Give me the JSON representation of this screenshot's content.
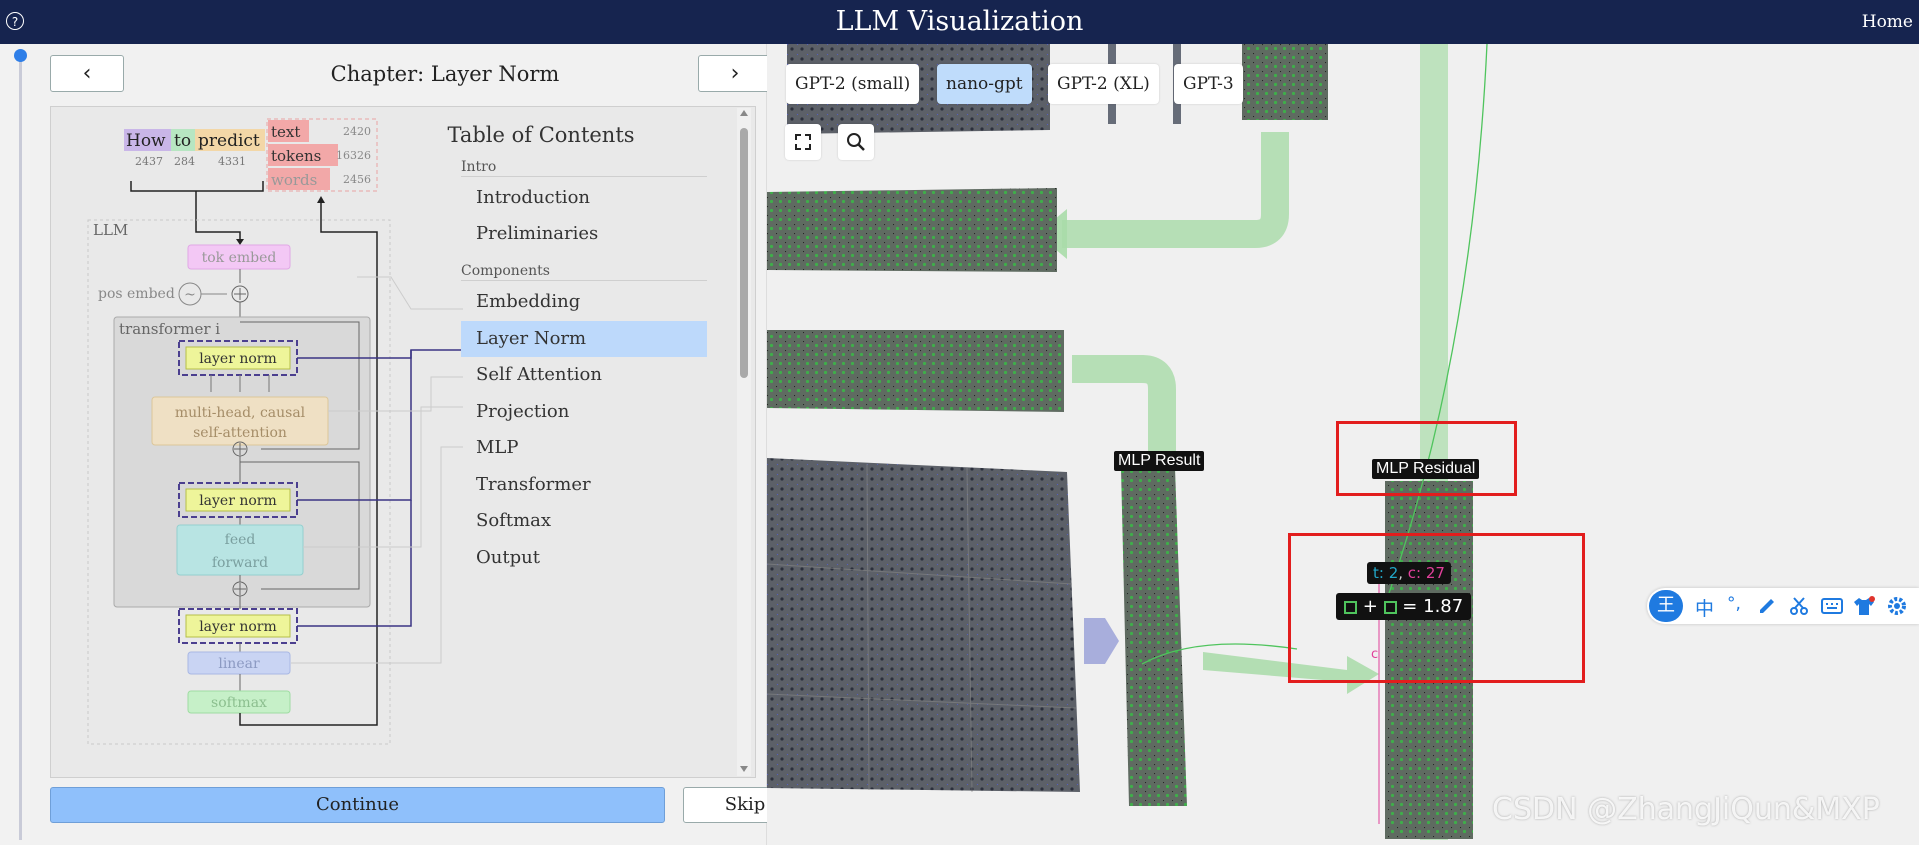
{
  "header": {
    "title": "LLM Visualization",
    "help_icon": "?",
    "home_label": "Home"
  },
  "walkthrough": {
    "chapter_title": "Chapter: Layer Norm",
    "prev_glyph": "‹",
    "next_glyph": "›",
    "continue_label": "Continue",
    "skip_label": "Skip"
  },
  "diagram": {
    "tokens": [
      {
        "word": "How",
        "id": "2437",
        "color": "#c9b6e8"
      },
      {
        "word": "to",
        "id": "284",
        "color": "#b7e6c2"
      },
      {
        "word": "predict",
        "id": "4331",
        "color": "#f3d7a7"
      }
    ],
    "stats": [
      {
        "label": "text",
        "value": "2420"
      },
      {
        "label": "tokens",
        "value": "16326"
      },
      {
        "label": "words",
        "value": "2456"
      }
    ],
    "llm_label": "LLM",
    "tok_embed": "tok embed",
    "pos_embed": "pos embed",
    "transformer_label": "transformer i",
    "layer_norm": "layer norm",
    "attention_line1": "multi-head, causal",
    "attention_line2": "self-attention",
    "ff_line1": "feed",
    "ff_line2": "forward",
    "linear": "linear",
    "softmax": "softmax"
  },
  "toc": {
    "title": "Table of Contents",
    "sections": [
      {
        "name": "Intro",
        "items": [
          "Introduction",
          "Preliminaries"
        ]
      },
      {
        "name": "Components",
        "items": [
          "Embedding",
          "Layer Norm",
          "Self Attention",
          "Projection",
          "MLP",
          "Transformer",
          "Softmax",
          "Output"
        ]
      }
    ],
    "active_item": "Layer Norm"
  },
  "canvas": {
    "models": [
      "GPT-2 (small)",
      "nano-gpt",
      "GPT-2 (XL)",
      "GPT-3"
    ],
    "active_model": "nano-gpt",
    "mlp_result_label": "MLP Result",
    "mlp_residual_label": "MLP Residual",
    "tooltip": {
      "t_label": "t: 2",
      "c_label": "c: 27",
      "formula_ops": "+",
      "equals": "=",
      "value": "1.87"
    },
    "axis_c_label": "c",
    "colors": {
      "accent_green": "#a8dba8",
      "matrix_grey": "#5d665f",
      "highlight_red": "#e21d1d",
      "t_color": "#22a7c9",
      "c_color": "#e0409a"
    }
  },
  "ime_toolbar": {
    "brand": "王",
    "lang": "中",
    "punct": "°,"
  },
  "watermark": "CSDN @ZhangJiQun&MXP"
}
++++++++++++++++++++
**Instruction**
Pictures in the data above should not be copied; transcribe everything else exactly.

**Exercise response**
Give me the JSON representation of this screenshot's content.
{
  "header": {
    "title": "LLM Visualization",
    "help_icon": "?",
    "home_label": "Home"
  },
  "walkthrough": {
    "chapter_title": "Chapter: Layer Norm",
    "prev_glyph": "‹",
    "next_glyph": "›",
    "continue_label": "Continue",
    "skip_label": "Skip"
  },
  "diagram": {
    "tokens": [
      {
        "word": "How",
        "id": "2437",
        "color": "#c9b6e8"
      },
      {
        "word": "to",
        "id": "284",
        "color": "#b7e6c2"
      },
      {
        "word": "predict",
        "id": "4331",
        "color": "#f3d7a7"
      }
    ],
    "stats": [
      {
        "label": "text",
        "value": "2420"
      },
      {
        "label": "tokens",
        "value": "16326"
      },
      {
        "label": "words",
        "value": "2456"
      }
    ],
    "llm_label": "LLM",
    "tok_embed": "tok embed",
    "pos_embed": "pos embed",
    "transformer_label": "transformer i",
    "layer_norm": "layer norm",
    "attention_line1": "multi-head, causal",
    "attention_line2": "self-attention",
    "ff_line1": "feed",
    "ff_line2": "forward",
    "linear": "linear",
    "softmax": "softmax"
  },
  "toc": {
    "title": "Table of Contents",
    "sections": [
      {
        "name": "Intro",
        "items": [
          "Introduction",
          "Preliminaries"
        ]
      },
      {
        "name": "Components",
        "items": [
          "Embedding",
          "Layer Norm",
          "Self Attention",
          "Projection",
          "MLP",
          "Transformer",
          "Softmax",
          "Output"
        ]
      }
    ],
    "active_item": "Layer Norm"
  },
  "canvas": {
    "models": [
      "GPT-2 (small)",
      "nano-gpt",
      "GPT-2 (XL)",
      "GPT-3"
    ],
    "active_model": "nano-gpt",
    "mlp_result_label": "MLP Result",
    "mlp_residual_label": "MLP Residual",
    "tooltip": {
      "t_label": "t: 2",
      "c_label": "c: 27",
      "formula_ops": "+",
      "equals": "=",
      "value": "1.87"
    },
    "axis_c_label": "c",
    "colors": {
      "accent_green": "#a8dba8",
      "matrix_grey": "#5d665f",
      "highlight_red": "#e21d1d",
      "t_color": "#22a7c9",
      "c_color": "#e0409a"
    }
  },
  "ime_toolbar": {
    "brand": "王",
    "lang": "中",
    "punct": "°,"
  },
  "watermark": "CSDN @ZhangJiQun&MXP"
}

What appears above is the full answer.